## EXERCISE AIM
Lay out the full listing below as a Markdown table with two columns, No. and Line, giving each non-blank line its own numbered row. Leave the pictures out.

· · · · · · ·

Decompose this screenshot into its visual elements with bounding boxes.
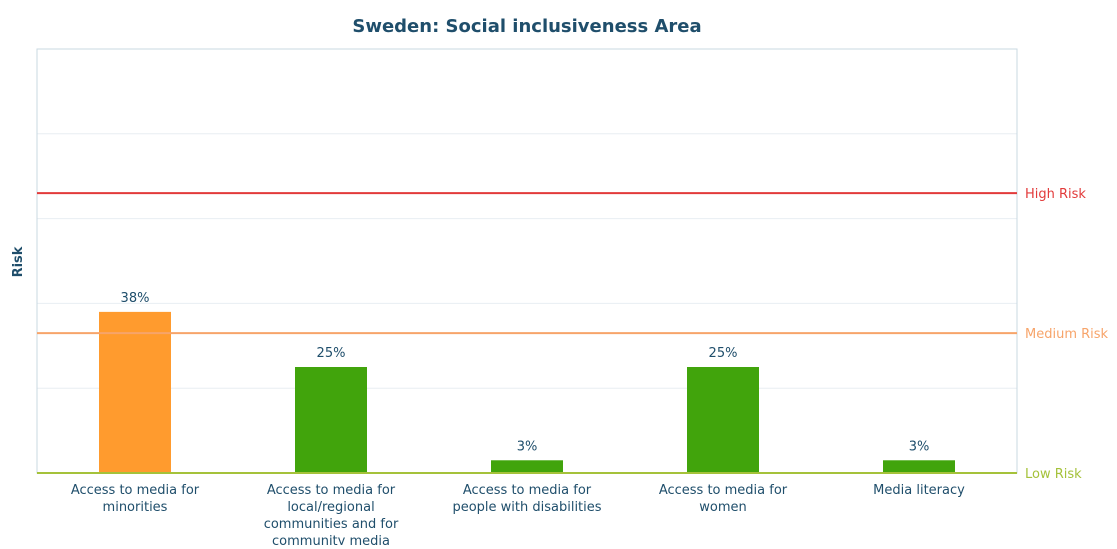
category-label-line: communities and for <box>264 517 399 532</box>
bar-2 <box>295 367 367 473</box>
low-risk-label: Low Risk <box>1025 467 1082 482</box>
medium-risk-label: Medium Risk <box>1025 327 1109 342</box>
plot-frame <box>36 48 1018 474</box>
category-label-line: Media literacy <box>873 483 965 498</box>
bar-value-label-2: 25% <box>317 346 346 361</box>
bar-3 <box>491 460 563 473</box>
high-risk-label: High Risk <box>1025 187 1086 202</box>
bar-value-label-4: 25% <box>709 346 738 361</box>
category-label-line: people with disabilities <box>452 500 601 515</box>
category-label-line: women <box>699 500 747 515</box>
category-label-line: Access to media for <box>463 483 592 498</box>
bar-value-label-5: 3% <box>909 439 930 454</box>
bar-value-label-1: 38% <box>121 291 150 306</box>
category-label-line: community media <box>272 534 390 545</box>
bar-4 <box>687 367 759 473</box>
threshold-layer: High Risk Medium Risk Low Risk <box>37 187 1109 482</box>
category-label-1: Access to media for minorities <box>71 483 200 515</box>
bar-layer <box>99 311 955 473</box>
category-label-5: Media literacy <box>873 483 965 498</box>
category-label-line: minorities <box>103 500 168 515</box>
category-label-2: Access to media for local/regional communi… <box>264 483 399 545</box>
bar-value-label-3: 3% <box>517 439 538 454</box>
grid-layer <box>37 133 1017 389</box>
category-label-line: Access to media for <box>267 483 396 498</box>
label-layer: 38% Access to media for minorities 25% Acces… <box>71 291 965 549</box>
category-label-line: Access to media for <box>659 483 788 498</box>
bar-1 <box>99 311 171 473</box>
y-axis-label: Risk <box>11 246 26 277</box>
category-label-line: Access to media for <box>71 483 200 498</box>
category-label-line: local/regional <box>287 500 374 515</box>
category-label-3: Access to media for people with disabilit… <box>452 483 601 515</box>
bar-5 <box>883 460 955 473</box>
category-label-4: Access to media for women <box>659 483 788 515</box>
chart-title: Sweden: Social inclusiveness Area <box>352 16 701 37</box>
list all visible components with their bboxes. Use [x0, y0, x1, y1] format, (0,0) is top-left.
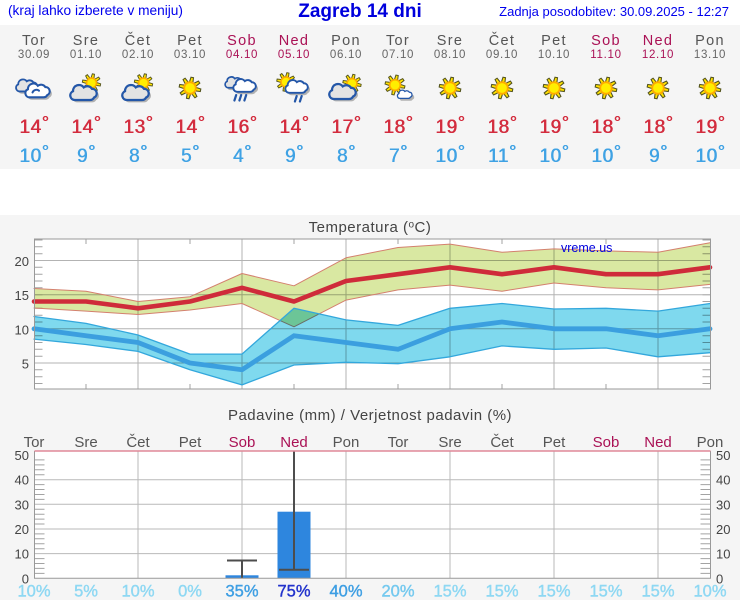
svg-text:Čet: Čet: [490, 434, 514, 451]
svg-text:10%: 10%: [693, 583, 726, 600]
svg-text:50: 50: [716, 448, 730, 463]
svg-text:5: 5: [22, 357, 29, 372]
svg-text:0%: 0%: [178, 583, 202, 600]
svg-text:75%: 75%: [277, 583, 310, 600]
svg-text:20: 20: [15, 522, 29, 537]
svg-text:Sob: Sob: [229, 434, 256, 451]
svg-text:Temperatura (oC): Temperatura (oC): [309, 219, 432, 236]
svg-text:Pon: Pon: [697, 434, 724, 451]
svg-text:15%: 15%: [485, 583, 518, 600]
svg-text:10: 10: [15, 322, 29, 337]
svg-text:35%: 35%: [225, 583, 258, 600]
svg-text:10: 10: [15, 547, 29, 562]
svg-text:Sob: Sob: [593, 434, 620, 451]
svg-text:20: 20: [716, 522, 730, 537]
svg-text:15%: 15%: [537, 583, 570, 600]
svg-text:0: 0: [22, 571, 29, 586]
svg-text:Pet: Pet: [543, 434, 566, 451]
svg-text:15%: 15%: [433, 583, 466, 600]
svg-text:Sre: Sre: [74, 434, 97, 451]
svg-text:Ned: Ned: [280, 434, 308, 451]
svg-text:Pet: Pet: [179, 434, 202, 451]
svg-text:15: 15: [15, 288, 29, 303]
svg-text:10%: 10%: [17, 583, 50, 600]
svg-text:Padavine (mm) / Verjetnost pad: Padavine (mm) / Verjetnost padavin (%): [228, 407, 512, 424]
svg-text:5%: 5%: [74, 583, 98, 600]
svg-text:20%: 20%: [381, 583, 414, 600]
svg-text:vreme.us: vreme.us: [561, 241, 612, 255]
svg-text:Pon: Pon: [333, 434, 360, 451]
svg-text:40: 40: [15, 473, 29, 488]
svg-text:50: 50: [15, 448, 29, 463]
svg-text:30: 30: [15, 497, 29, 512]
svg-text:40%: 40%: [329, 583, 362, 600]
svg-text:Tor: Tor: [24, 434, 45, 451]
svg-text:20: 20: [15, 254, 29, 269]
svg-text:10%: 10%: [121, 583, 154, 600]
svg-text:30: 30: [716, 497, 730, 512]
svg-text:10: 10: [716, 547, 730, 562]
svg-text:Ned: Ned: [644, 434, 672, 451]
svg-text:0: 0: [716, 571, 723, 586]
svg-text:40: 40: [716, 473, 730, 488]
svg-text:15%: 15%: [641, 583, 674, 600]
svg-text:Tor: Tor: [388, 434, 409, 451]
svg-text:Čet: Čet: [126, 434, 150, 451]
svg-text:Sre: Sre: [438, 434, 461, 451]
svg-text:15%: 15%: [589, 583, 622, 600]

· · · · · · ·

## TASK SOLUTION
| No. | Line |
|---|---|
| 1 | Decompose this screenshot into its visual elements with bounding boxes. |
| 2 | category-label-line: communities and for <box>264 517 399 532</box> |
| 3 | bar-2 <box>295 367 367 473</box> |
| 4 | low-risk-label: Low Risk <box>1025 467 1082 482</box> |
| 5 | medium-risk-label: Medium Risk <box>1025 327 1109 342</box> |
| 6 | plot-frame <box>36 48 1018 474</box> |
| 7 | category-label-line: Media literacy <box>873 483 965 498</box> |
| 8 | bar-value-label-2: 25% <box>317 346 346 361</box> |
| 9 | bar-3 <box>491 460 563 473</box> |
| 10 | high-risk-label: High Risk <box>1025 187 1086 202</box> |
| 11 | bar-value-label-4: 25% <box>709 346 738 361</box> |
| 12 | category-label-line: people with disabilities <box>452 500 601 515</box> |
| 13 | category-label-line: women <box>699 500 747 515</box> |
| 14 | category-label-line: Access to media for <box>463 483 592 498</box> |
| 15 | bar-value-label-5: 3% <box>909 439 930 454</box> |
| 16 | bar-value-label-1: 38% <box>121 291 150 306</box> |
| 17 | category-label-line: community media <box>272 534 390 545</box> |
| 18 | bar-4 <box>687 367 759 473</box> |
| 19 | threshold-layer: High Risk Medium Risk Low Risk <box>37 187 1109 482</box> |
| 20 | category-label-1: Access to media for minorities <box>71 483 200 515</box> |
| 21 | bar-layer <box>99 311 955 473</box> |
| 22 | category-label-5: Media literacy <box>873 483 965 498</box> |
| 23 | category-label-line: minorities <box>103 500 168 515</box> |
| 24 | category-label-2: Access to media for local/regional communi… <box>264 483 399 545</box> |
| 25 | bar-value-label-3: 3% <box>517 439 538 454</box> |
| 26 | grid-layer <box>37 133 1017 389</box> |
| 27 | category-label-line: Access to media for <box>267 483 396 498</box> |
| 28 | label-layer: 38% Access to media for minorities 25% Acces… <box>71 291 965 549</box> |
| 29 | category-label-line: Access to media for <box>659 483 788 498</box> |
| 30 | bar-1 <box>99 311 171 473</box> |
| 31 | y-axis-label: Risk <box>11 246 26 277</box> |
| 32 | category-label-line: Access to media for <box>71 483 200 498</box> |
| 33 | category-label-line: local/regional <box>287 500 374 515</box> |
| 34 | category-label-3: Access to media for people with disabilit… <box>452 483 601 515</box> |
| 35 | bar-5 <box>883 460 955 473</box> |
| 36 | category-label-4: Access to media for women <box>659 483 788 515</box> |
| 37 | chart-title: Sweden: Social inclusiveness Area <box>352 16 701 37</box> |
| 38 | list all visible components with their bboxes. Use [x0, y0, x1, y1] format, (0,0) is top-left. |
| 39 | svg-text:Čet: Čet: [490, 434, 514, 451] |
| 40 | svg-text:10%: 10%: [693, 583, 726, 600] |
| 41 | svg-text:50: 50: [716, 448, 730, 463] |
| 42 | svg-text:5: 5: [22, 357, 29, 372] |
| 43 | svg-text:0%: 0%: [178, 583, 202, 600] |
| 44 | svg-text:75%: 75%: [277, 583, 310, 600] |
| 45 | svg-text:20: 20: [15, 522, 29, 537] |
| 46 | svg-text:Sob: Sob: [229, 434, 256, 451] |
| 47 | svg-text:Temperatura (oC): Temperatura (oC): [309, 219, 432, 236] |
| 48 | svg-text:Pon: Pon: [697, 434, 724, 451] |
| 49 | svg-text:15%: 15%: [485, 583, 518, 600] |
| 50 | svg-text:10: 10: [15, 322, 29, 337] |
| 51 | svg-text:35%: 35%: [225, 583, 258, 600] |
| 52 | svg-text:10: 10: [15, 547, 29, 562] |
| 53 | svg-text:Sob: Sob: [593, 434, 620, 451] |
| 54 | svg-text:20: 20: [716, 522, 730, 537] |
| 55 | svg-text:15%: 15%: [537, 583, 570, 600] |
| 56 | svg-text:0: 0: [22, 571, 29, 586] |
| 57 | svg-text:Pet: Pet: [543, 434, 566, 451] |
| 58 | svg-text:15%: 15%: [433, 583, 466, 600] |
| 59 | svg-text:Sre: Sre: [74, 434, 97, 451] |
| 60 | svg-text:Ned: Ned: [280, 434, 308, 451] |
| 61 | svg-text:Pet: Pet: [179, 434, 202, 451] |
| 62 | svg-text:15: 15: [15, 288, 29, 303] |
| 63 | svg-text:10%: 10%: [17, 583, 50, 600] |
| 64 | svg-text:Padavine (mm) / Verjetnost pad: Padavine (mm) / Verjetnost padavin (%): [228, 407, 512, 424] |
| 65 | svg-text:5%: 5%: [74, 583, 98, 600] |
| 66 | svg-text:20%: 20%: [381, 583, 414, 600] |
| 67 | svg-text:vreme.us: vreme.us: [561, 241, 612, 255] |
| 68 | svg-text:Pon: Pon: [333, 434, 360, 451] |
| 69 | svg-text:40: 40: [15, 473, 29, 488] |
| 70 | svg-text:50: 50: [15, 448, 29, 463] |
| 71 | svg-text:30: 30: [15, 497, 29, 512] |
| 72 | svg-text:40%: 40%: [329, 583, 362, 600] |
| 73 | svg-text:Tor: Tor: [24, 434, 45, 451] |
| 74 | svg-text:20: 20: [15, 254, 29, 269] |
| 75 | svg-text:10%: 10%: [121, 583, 154, 600] |
| 76 | svg-text:30: 30: [716, 497, 730, 512] |
| 77 | svg-text:10: 10: [716, 547, 730, 562] |
| 78 | svg-text:Ned: Ned: [644, 434, 672, 451] |
| 79 | svg-text:0: 0: [716, 571, 723, 586] |
| 80 | svg-text:40: 40: [716, 473, 730, 488] |
| 81 | svg-text:15%: 15%: [641, 583, 674, 600] |
| 82 | svg-text:Tor: Tor: [388, 434, 409, 451] |
| 83 | svg-text:Čet: Čet: [126, 434, 150, 451] |
| 84 | svg-text:Sre: Sre: [438, 434, 461, 451] |
| 85 | svg-text:15%: 15%: [589, 583, 622, 600] |